Directive:
Work through the records below and tally every line containing "noise". Reply with the total alone.

— begin —

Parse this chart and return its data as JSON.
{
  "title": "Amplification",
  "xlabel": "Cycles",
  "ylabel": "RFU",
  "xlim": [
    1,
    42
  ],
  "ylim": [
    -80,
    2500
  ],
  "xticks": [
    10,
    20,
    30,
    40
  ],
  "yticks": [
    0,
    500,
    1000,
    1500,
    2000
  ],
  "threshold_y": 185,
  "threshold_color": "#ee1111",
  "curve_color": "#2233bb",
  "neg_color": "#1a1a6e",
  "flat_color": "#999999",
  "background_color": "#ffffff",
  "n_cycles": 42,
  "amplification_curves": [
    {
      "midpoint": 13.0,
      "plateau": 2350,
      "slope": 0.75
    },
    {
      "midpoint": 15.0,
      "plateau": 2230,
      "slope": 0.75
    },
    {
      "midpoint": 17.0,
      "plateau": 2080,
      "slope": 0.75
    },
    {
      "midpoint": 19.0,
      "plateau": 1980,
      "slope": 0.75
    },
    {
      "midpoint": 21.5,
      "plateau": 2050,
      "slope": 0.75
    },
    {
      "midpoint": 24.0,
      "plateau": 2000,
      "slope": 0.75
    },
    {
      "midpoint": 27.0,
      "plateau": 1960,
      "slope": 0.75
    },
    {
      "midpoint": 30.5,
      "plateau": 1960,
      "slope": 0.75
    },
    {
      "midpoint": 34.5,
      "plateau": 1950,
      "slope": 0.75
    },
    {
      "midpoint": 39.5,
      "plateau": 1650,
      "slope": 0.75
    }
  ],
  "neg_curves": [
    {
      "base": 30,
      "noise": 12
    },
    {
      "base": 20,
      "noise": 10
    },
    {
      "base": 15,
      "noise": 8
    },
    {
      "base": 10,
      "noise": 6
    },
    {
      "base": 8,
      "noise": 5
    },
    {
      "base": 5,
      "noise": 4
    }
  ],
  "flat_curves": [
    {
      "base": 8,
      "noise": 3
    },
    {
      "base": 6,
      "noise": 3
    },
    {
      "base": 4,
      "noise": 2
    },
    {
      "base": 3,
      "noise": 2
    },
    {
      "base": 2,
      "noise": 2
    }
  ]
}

— end —

Solution for this exercise:
11